Take the line that has "What does this" in it and every line after it to the end of the entries, and reproduce them exactly.
## Start
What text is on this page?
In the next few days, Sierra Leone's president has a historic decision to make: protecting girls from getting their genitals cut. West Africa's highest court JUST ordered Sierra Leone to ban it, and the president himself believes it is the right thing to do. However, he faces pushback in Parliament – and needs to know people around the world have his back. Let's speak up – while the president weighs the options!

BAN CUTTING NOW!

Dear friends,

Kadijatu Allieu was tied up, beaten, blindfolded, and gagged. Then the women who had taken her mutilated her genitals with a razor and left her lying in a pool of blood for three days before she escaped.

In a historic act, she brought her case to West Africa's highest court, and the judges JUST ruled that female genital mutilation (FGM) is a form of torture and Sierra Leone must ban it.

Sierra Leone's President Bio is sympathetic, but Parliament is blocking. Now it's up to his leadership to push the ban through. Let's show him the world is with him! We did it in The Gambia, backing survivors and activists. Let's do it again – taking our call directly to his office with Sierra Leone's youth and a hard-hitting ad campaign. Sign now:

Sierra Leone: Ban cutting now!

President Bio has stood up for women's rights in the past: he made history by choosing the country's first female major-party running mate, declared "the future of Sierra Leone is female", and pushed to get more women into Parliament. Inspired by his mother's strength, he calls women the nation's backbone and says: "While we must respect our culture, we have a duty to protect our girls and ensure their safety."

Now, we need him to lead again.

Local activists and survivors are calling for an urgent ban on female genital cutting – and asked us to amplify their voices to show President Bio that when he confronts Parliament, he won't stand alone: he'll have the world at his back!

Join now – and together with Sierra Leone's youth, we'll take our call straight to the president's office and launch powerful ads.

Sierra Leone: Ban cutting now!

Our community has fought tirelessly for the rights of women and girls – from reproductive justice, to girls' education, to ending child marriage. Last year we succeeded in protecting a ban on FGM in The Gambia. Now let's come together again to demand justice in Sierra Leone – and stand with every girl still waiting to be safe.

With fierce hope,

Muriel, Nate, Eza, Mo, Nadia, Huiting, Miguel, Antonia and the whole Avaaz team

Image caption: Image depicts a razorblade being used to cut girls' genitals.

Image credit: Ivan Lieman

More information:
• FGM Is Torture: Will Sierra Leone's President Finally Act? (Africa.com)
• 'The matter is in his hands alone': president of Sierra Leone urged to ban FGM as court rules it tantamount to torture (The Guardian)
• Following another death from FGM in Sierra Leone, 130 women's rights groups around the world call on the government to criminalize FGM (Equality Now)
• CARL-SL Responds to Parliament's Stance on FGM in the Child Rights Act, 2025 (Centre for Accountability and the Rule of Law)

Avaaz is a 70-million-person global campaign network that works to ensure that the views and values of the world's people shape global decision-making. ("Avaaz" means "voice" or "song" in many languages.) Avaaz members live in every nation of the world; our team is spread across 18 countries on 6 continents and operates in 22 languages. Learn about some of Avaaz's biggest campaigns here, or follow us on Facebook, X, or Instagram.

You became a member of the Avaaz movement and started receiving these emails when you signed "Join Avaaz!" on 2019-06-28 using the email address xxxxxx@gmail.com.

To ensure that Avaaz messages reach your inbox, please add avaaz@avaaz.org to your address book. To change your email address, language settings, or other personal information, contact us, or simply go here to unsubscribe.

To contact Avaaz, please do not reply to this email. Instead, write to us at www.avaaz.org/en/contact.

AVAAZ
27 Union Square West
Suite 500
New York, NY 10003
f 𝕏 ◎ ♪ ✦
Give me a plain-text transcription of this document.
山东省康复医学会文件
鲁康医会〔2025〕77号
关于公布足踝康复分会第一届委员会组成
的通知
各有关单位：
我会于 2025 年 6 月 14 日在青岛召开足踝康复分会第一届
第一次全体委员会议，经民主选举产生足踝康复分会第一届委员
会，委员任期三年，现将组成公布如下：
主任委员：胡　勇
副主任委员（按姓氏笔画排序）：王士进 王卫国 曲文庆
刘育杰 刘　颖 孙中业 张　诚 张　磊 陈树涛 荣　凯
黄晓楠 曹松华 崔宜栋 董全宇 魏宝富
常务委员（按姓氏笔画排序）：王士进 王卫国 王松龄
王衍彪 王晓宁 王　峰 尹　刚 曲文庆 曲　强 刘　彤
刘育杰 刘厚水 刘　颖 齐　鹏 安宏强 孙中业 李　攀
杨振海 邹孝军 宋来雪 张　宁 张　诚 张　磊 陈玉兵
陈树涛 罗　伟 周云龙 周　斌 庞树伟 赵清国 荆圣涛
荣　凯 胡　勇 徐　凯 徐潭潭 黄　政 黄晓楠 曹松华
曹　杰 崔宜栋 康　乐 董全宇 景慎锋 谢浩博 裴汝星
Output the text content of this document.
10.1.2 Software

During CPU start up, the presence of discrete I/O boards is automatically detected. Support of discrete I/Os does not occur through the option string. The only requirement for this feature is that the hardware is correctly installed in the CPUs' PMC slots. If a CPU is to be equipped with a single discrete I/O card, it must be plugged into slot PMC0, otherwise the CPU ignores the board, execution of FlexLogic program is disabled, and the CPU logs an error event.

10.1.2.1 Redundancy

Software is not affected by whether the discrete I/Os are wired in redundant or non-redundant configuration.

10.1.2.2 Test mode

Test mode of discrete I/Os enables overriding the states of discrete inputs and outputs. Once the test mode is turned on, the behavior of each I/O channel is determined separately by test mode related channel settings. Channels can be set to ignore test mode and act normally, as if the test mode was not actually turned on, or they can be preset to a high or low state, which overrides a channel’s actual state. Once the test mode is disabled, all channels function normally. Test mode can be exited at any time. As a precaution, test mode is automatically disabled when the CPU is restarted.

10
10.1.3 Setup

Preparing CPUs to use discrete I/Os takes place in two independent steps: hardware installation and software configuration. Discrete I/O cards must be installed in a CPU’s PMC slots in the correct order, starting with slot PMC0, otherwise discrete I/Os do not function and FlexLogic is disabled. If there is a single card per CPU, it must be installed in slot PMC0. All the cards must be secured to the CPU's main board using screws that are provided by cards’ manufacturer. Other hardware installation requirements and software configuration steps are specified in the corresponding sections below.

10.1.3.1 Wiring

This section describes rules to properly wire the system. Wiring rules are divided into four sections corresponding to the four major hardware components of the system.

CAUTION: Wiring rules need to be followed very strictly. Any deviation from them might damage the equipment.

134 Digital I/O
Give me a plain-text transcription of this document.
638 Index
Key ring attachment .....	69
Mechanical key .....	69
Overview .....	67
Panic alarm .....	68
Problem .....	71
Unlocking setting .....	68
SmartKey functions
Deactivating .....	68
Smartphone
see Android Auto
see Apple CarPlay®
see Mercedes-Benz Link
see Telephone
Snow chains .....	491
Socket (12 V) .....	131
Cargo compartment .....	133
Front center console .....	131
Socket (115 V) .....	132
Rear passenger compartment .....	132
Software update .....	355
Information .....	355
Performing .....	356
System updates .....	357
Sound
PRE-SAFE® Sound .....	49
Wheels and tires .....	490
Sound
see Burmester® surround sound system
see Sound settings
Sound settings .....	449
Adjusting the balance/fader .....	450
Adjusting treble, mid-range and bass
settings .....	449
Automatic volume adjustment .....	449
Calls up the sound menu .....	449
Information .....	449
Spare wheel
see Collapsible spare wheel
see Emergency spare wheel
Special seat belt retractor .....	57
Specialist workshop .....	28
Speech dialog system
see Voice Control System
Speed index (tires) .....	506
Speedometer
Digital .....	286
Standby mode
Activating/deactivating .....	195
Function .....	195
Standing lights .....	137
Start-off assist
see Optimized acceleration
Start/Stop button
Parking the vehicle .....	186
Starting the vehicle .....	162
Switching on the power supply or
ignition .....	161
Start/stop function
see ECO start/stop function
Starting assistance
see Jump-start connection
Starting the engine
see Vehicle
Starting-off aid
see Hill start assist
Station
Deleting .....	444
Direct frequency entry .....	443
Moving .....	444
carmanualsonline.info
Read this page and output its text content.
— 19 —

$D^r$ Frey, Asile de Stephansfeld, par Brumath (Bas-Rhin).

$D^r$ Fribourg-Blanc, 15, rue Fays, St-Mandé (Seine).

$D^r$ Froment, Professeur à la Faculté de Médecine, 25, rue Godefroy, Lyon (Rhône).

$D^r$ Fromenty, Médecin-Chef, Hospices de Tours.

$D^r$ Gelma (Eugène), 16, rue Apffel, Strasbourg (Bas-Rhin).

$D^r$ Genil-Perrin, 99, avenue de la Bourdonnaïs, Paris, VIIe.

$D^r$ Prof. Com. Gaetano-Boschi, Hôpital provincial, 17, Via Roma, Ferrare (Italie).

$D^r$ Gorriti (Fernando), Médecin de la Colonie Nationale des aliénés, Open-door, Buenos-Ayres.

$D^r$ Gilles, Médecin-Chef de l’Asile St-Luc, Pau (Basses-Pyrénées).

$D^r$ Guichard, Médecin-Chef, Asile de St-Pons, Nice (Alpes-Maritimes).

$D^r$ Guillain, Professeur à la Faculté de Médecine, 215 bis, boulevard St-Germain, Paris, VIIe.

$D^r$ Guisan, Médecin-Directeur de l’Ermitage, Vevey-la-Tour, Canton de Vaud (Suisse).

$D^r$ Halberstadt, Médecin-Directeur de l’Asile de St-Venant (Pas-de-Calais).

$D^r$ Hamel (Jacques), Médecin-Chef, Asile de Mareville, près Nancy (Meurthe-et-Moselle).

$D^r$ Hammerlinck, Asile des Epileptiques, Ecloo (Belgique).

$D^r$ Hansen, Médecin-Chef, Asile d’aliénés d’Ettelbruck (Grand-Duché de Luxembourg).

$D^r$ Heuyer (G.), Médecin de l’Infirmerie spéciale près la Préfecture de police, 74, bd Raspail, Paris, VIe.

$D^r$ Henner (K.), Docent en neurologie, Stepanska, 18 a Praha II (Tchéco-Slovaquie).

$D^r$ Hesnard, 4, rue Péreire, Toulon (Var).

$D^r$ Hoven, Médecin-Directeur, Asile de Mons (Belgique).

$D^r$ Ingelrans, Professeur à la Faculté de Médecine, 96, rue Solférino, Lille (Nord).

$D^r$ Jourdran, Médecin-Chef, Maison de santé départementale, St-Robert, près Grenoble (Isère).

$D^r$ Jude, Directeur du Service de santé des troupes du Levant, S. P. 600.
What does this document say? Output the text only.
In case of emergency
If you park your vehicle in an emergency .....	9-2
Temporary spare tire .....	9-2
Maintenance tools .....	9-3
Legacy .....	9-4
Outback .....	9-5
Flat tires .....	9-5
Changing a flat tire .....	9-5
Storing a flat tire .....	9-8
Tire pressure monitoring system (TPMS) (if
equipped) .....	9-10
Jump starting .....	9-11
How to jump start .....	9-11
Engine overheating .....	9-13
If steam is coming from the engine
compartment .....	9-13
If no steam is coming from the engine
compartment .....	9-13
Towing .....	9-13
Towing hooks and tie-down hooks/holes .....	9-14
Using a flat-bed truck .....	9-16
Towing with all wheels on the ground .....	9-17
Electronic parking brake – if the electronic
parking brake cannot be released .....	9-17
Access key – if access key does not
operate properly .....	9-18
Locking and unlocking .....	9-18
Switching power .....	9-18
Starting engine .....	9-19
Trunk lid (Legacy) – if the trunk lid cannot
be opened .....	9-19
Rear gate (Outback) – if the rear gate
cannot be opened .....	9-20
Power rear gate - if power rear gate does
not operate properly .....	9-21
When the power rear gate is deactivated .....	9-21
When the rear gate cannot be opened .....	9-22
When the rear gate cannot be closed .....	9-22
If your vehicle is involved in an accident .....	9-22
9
## End
- [EXERCISE OUTPUT]:
What does this document say? Output the text only.
In case of emergency
If you park your vehicle in an emergency .....	9-2
Temporary spare tire .....	9-2
Maintenance tools .....	9-3
Legacy .....	9-4
Outback .....	9-5
Flat tires .....	9-5
Changing a flat tire .....	9-5
Storing a flat tire .....	9-8
Tire pressure monitoring system (TPMS) (if
equipped) .....	9-10
Jump starting .....	9-11
How to jump start .....	9-11
Engine overheating .....	9-13
If steam is coming from the engine
compartment .....	9-13
If no steam is coming from the engine
compartment .....	9-13
Towing .....	9-13
Towing hooks and tie-down hooks/holes .....	9-14
Using a flat-bed truck .....	9-16
Towing with all wheels on the ground .....	9-17
Electronic parking brake – if the electronic
parking brake cannot be released .....	9-17
Access key – if access key does not
operate properly .....	9-18
Locking and unlocking .....	9-18
Switching power .....	9-18
Starting engine .....	9-19
Trunk lid (Legacy) – if the trunk lid cannot
be opened .....	9-19
Rear gate (Outback) – if the rear gate
cannot be opened .....	9-20
Power rear gate - if power rear gate does
not operate properly .....	9-21
When the power rear gate is deactivated .....	9-21
When the rear gate cannot be opened .....	9-22
When the rear gate cannot be closed .....	9-22
If your vehicle is involved in an accident .....	9-22
9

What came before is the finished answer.